## DESCRIPTION OF THE TASK
Transcribe the whole listing below without changing a word, but leave out every image.

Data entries
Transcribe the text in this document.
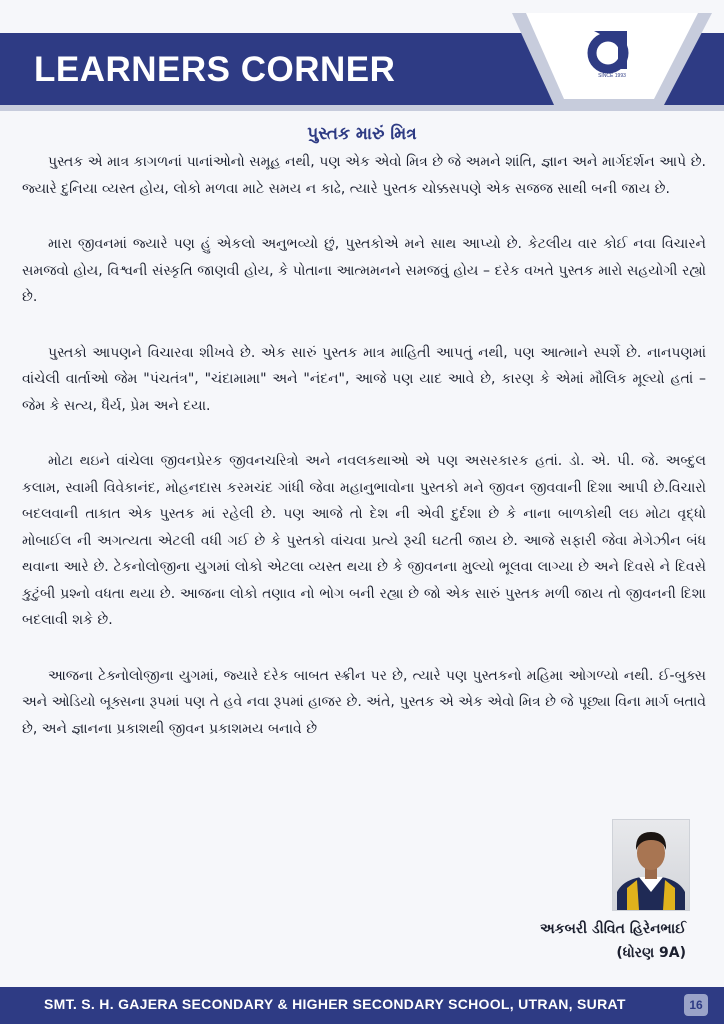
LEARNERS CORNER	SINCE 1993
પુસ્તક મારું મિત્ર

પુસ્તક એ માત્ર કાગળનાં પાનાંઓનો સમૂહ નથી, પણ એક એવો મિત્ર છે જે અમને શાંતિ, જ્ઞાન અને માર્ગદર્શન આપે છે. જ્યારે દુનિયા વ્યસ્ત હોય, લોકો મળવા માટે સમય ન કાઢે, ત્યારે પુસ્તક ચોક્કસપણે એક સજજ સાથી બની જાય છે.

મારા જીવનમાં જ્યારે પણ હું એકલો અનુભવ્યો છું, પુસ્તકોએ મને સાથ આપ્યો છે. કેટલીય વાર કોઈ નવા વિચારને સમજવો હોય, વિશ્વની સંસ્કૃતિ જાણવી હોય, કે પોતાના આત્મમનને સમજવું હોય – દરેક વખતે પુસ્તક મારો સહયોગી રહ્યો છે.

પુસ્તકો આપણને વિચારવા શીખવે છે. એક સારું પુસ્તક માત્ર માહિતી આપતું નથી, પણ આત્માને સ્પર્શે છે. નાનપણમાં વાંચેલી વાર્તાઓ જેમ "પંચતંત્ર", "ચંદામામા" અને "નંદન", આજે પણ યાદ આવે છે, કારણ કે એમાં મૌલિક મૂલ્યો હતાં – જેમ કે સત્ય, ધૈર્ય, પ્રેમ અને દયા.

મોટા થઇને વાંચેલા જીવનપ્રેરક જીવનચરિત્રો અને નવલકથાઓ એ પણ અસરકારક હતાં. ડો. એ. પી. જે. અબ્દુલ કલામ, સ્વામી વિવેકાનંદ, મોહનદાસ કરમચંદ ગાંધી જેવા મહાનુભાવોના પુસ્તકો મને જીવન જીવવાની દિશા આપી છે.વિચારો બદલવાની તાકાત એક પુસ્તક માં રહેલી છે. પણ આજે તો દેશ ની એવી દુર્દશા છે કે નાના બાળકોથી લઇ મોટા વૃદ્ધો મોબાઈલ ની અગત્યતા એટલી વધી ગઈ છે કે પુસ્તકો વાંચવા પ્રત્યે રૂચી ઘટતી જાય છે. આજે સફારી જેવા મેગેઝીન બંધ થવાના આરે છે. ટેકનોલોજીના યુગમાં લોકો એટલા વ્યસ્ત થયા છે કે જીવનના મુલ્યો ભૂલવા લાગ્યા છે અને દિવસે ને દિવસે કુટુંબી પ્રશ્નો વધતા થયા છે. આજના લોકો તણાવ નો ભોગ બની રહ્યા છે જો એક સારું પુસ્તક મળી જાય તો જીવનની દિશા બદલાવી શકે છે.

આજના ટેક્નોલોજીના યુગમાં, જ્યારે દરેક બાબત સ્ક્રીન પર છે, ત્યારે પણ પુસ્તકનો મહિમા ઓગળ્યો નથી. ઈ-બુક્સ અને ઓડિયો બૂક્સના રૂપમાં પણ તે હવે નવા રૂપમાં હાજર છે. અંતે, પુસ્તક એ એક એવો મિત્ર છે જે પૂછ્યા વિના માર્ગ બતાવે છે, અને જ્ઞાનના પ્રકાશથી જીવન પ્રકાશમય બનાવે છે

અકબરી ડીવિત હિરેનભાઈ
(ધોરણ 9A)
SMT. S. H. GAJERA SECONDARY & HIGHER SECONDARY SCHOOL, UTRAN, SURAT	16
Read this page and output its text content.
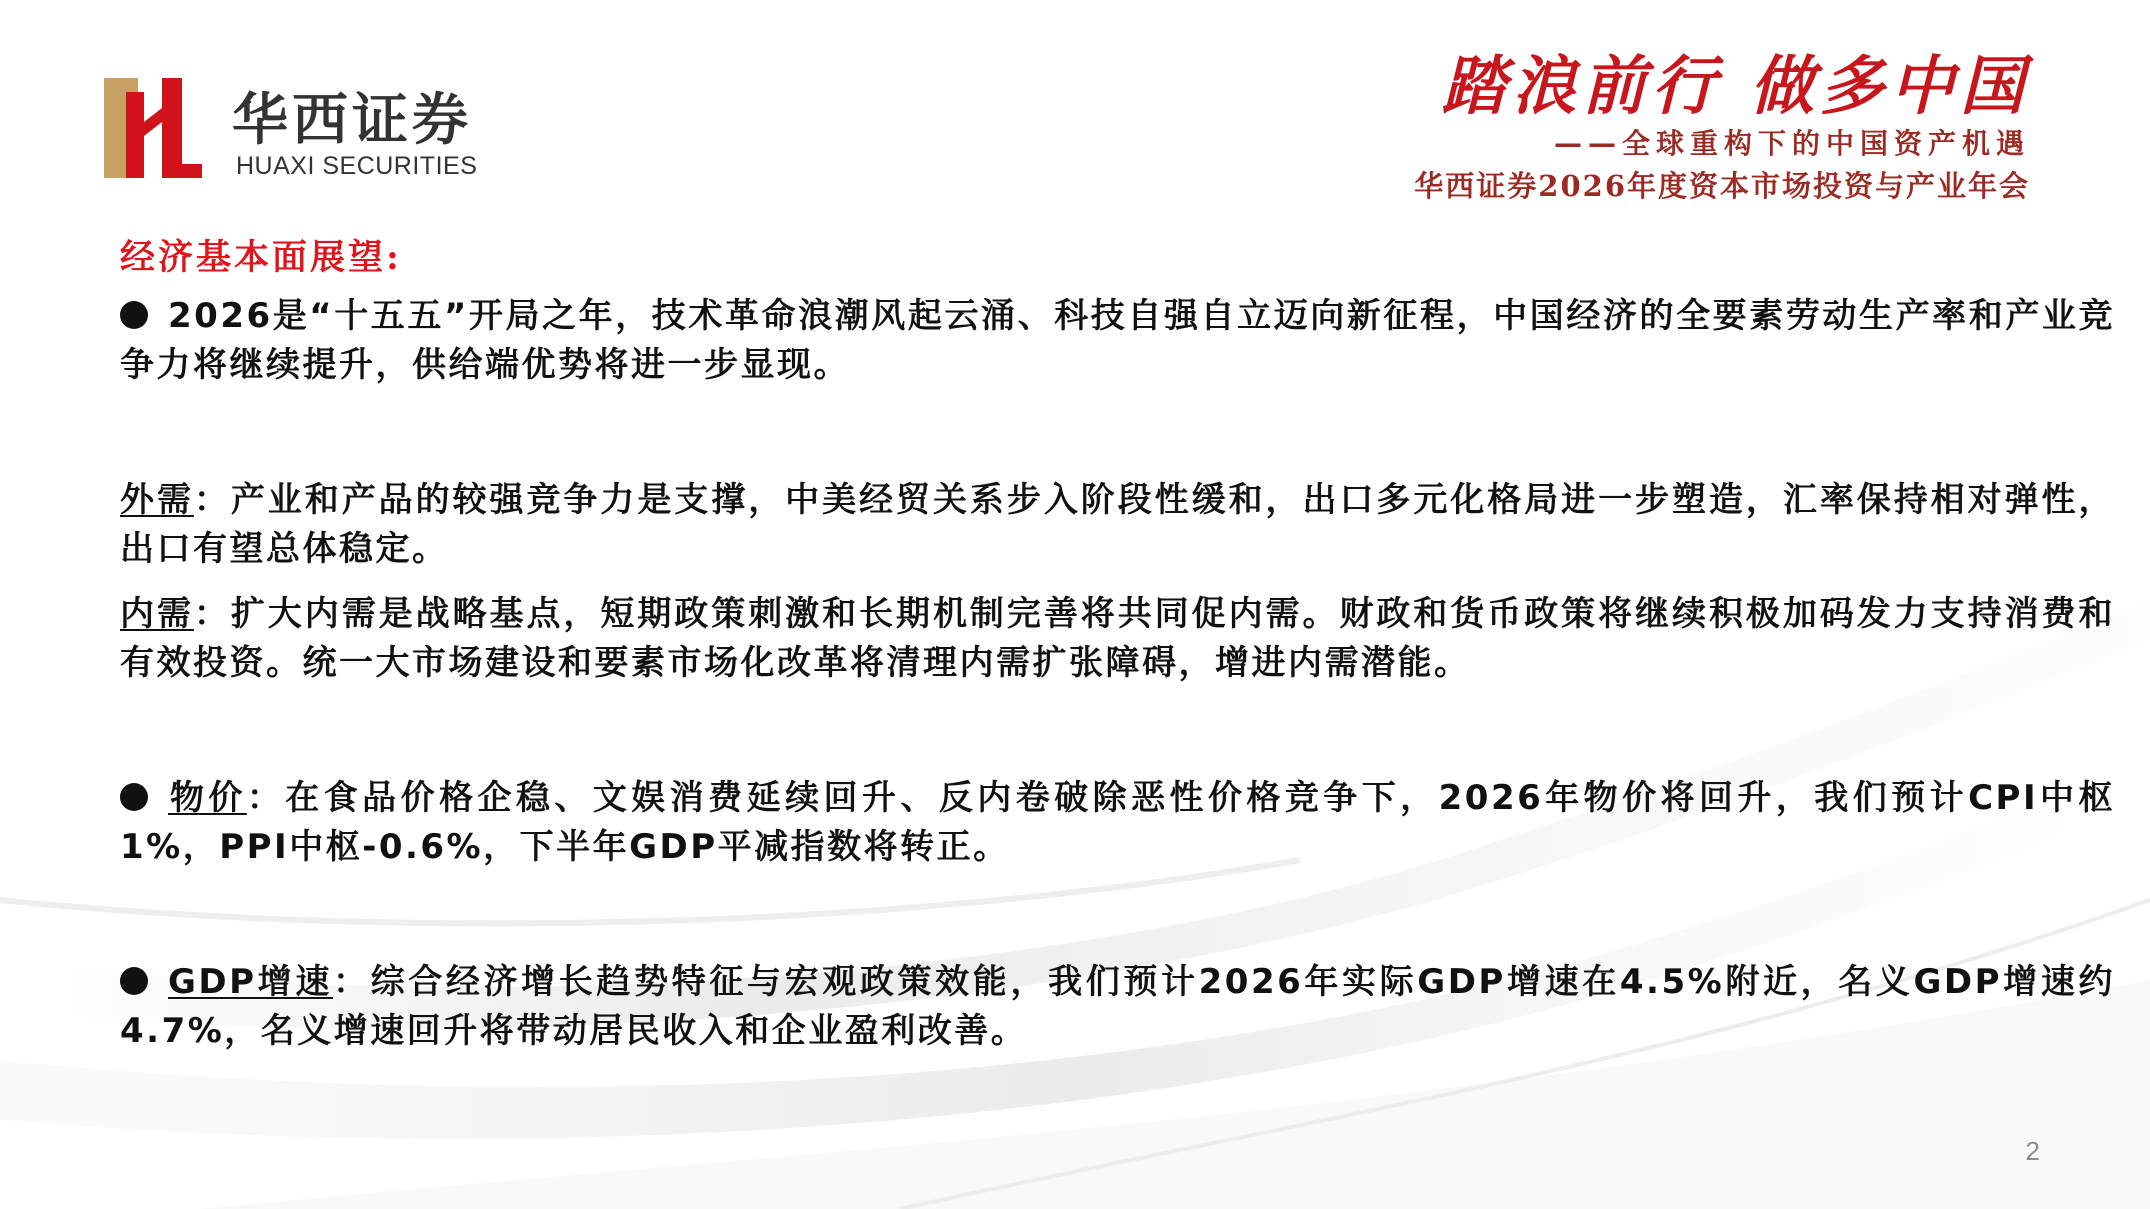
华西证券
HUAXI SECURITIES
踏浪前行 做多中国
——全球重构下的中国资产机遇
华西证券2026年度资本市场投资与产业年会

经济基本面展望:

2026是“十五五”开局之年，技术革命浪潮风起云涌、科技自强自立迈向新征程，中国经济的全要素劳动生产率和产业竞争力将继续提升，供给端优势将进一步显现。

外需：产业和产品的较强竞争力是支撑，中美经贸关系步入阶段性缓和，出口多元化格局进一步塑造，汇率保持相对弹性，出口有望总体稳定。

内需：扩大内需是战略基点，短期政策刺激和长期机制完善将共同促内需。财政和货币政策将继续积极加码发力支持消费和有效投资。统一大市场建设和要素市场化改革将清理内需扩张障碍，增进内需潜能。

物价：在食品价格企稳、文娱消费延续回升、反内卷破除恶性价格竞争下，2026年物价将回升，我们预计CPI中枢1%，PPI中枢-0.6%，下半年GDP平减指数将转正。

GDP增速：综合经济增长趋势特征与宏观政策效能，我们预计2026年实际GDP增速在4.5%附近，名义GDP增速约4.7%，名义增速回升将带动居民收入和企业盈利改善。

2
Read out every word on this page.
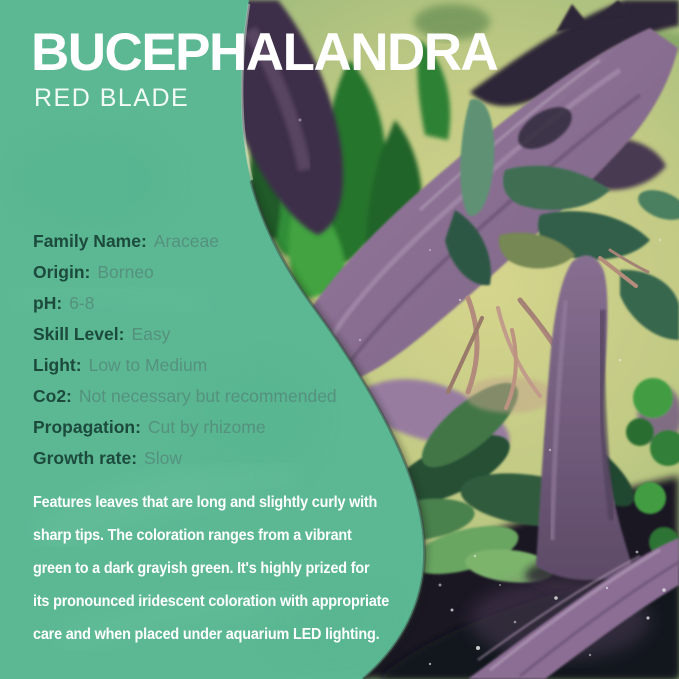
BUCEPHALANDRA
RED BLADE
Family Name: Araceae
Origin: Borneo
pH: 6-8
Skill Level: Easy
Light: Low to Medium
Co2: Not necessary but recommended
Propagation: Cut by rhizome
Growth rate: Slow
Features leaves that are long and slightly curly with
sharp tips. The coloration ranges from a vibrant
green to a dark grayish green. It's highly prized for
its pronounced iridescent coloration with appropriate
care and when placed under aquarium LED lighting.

## COMPLETE ANSWER
Transcribe the text in this document.
LEARNERS CORNER	SINCE 1993
પુસ્તક મારું મિત્ર

પુસ્તક એ માત્ર કાગળનાં પાનાંઓનો સમૂહ નથી, પણ એક એવો મિત્ર છે જે અમને શાંતિ, જ્ઞાન અને માર્ગદર્શન આપે છે. જ્યારે દુનિયા વ્યસ્ત હોય, લોકો મળવા માટે સમય ન કાઢે, ત્યારે પુસ્તક ચોક્કસપણે એક સજજ સાથી બની જાય છે.

મારા જીવનમાં જ્યારે પણ હું એકલો અનુભવ્યો છું, પુસ્તકોએ મને સાથ આપ્યો છે. કેટલીય વાર કોઈ નવા વિચારને સમજવો હોય, વિશ્વની સંસ્કૃતિ જાણવી હોય, કે પોતાના આત્મમનને સમજવું હોય – દરેક વખતે પુસ્તક મારો સહયોગી રહ્યો છે.

પુસ્તકો આપણને વિચારવા શીખવે છે. એક સારું પુસ્તક માત્ર માહિતી આપતું નથી, પણ આત્માને સ્પર્શે છે. નાનપણમાં વાંચેલી વાર્તાઓ જેમ "પંચતંત્ર", "ચંદામામા" અને "નંદન", આજે પણ યાદ આવે છે, કારણ કે એમાં મૌલિક મૂલ્યો હતાં – જેમ કે સત્ય, ધૈર્ય, પ્રેમ અને દયા.

મોટા થઇને વાંચેલા જીવનપ્રેરક જીવનચરિત્રો અને નવલકથાઓ એ પણ અસરકારક હતાં. ડો. એ. પી. જે. અબ્દુલ કલામ, સ્વામી વિવેકાનંદ, મોહનદાસ કરમચંદ ગાંધી જેવા મહાનુભાવોના પુસ્તકો મને જીવન જીવવાની દિશા આપી છે.વિચારો બદલવાની તાકાત એક પુસ્તક માં રહેલી છે. પણ આજે તો દેશ ની એવી દુર્દશા છે કે નાના બાળકોથી લઇ મોટા વૃદ્ધો મોબાઈલ ની અગત્યતા એટલી વધી ગઈ છે કે પુસ્તકો વાંચવા પ્રત્યે રૂચી ઘટતી જાય છે. આજે સફારી જેવા મેગેઝીન બંધ થવાના આરે છે. ટેકનોલોજીના યુગમાં લોકો એટલા વ્યસ્ત થયા છે કે જીવનના મુલ્યો ભૂલવા લાગ્યા છે અને દિવસે ને દિવસે કુટુંબી પ્રશ્નો વધતા થયા છે. આજના લોકો તણાવ નો ભોગ બની રહ્યા છે જો એક સારું પુસ્તક મળી જાય તો જીવનની દિશા બદલાવી શકે છે.

આજના ટેક્નોલોજીના યુગમાં, જ્યારે દરેક બાબત સ્ક્રીન પર છે, ત્યારે પણ પુસ્તકનો મહિમા ઓગળ્યો નથી. ઈ-બુક્સ અને ઓડિયો બૂક્સના રૂપમાં પણ તે હવે નવા રૂપમાં હાજર છે. અંતે, પુસ્તક એ એક એવો મિત્ર છે જે પૂછ્યા વિના માર્ગ બતાવે છે, અને જ્ઞાનના પ્રકાશથી જીવન પ્રકાશમય બનાવે છે

અકબરી ડીવિત હિરેનભાઈ
(ધોરણ 9A)
SMT. S. H. GAJERA SECONDARY & HIGHER SECONDARY SCHOOL, UTRAN, SURAT	16
Read this page and output its text content.
华西证券
HUAXI SECURITIES
踏浪前行 做多中国
——全球重构下的中国资产机遇
华西证券2026年度资本市场投资与产业年会

经济基本面展望:

2026是“十五五”开局之年，技术革命浪潮风起云涌、科技自强自立迈向新征程，中国经济的全要素劳动生产率和产业竞争力将继续提升，供给端优势将进一步显现。

外需：产业和产品的较强竞争力是支撑，中美经贸关系步入阶段性缓和，出口多元化格局进一步塑造，汇率保持相对弹性，出口有望总体稳定。

内需：扩大内需是战略基点，短期政策刺激和长期机制完善将共同促内需。财政和货币政策将继续积极加码发力支持消费和有效投资。统一大市场建设和要素市场化改革将清理内需扩张障碍，增进内需潜能。

物价：在食品价格企稳、文娱消费延续回升、反内卷破除恶性价格竞争下，2026年物价将回升，我们预计CPI中枢1%，PPI中枢-0.6%，下半年GDP平减指数将转正。

GDP增速：综合经济增长趋势特征与宏观政策效能，我们预计2026年实际GDP增速在4.5%附近，名义GDP增速约4.7%，名义增速回升将带动居民收入和企业盈利改善。

2
Read out every word on this page.
BUCEPHALANDRA
RED BLADE
Family Name: Araceae
Origin: Borneo
pH: 6-8
Skill Level: Easy
Light: Low to Medium
Co2: Not necessary but recommended
Propagation: Cut by rhizome
Growth rate: Slow
Features leaves that are long and slightly curly with
sharp tips. The coloration ranges from a vibrant
green to a dark grayish green. It's highly prized for
its pronounced iridescent coloration with appropriate
care and when placed under aquarium LED lighting.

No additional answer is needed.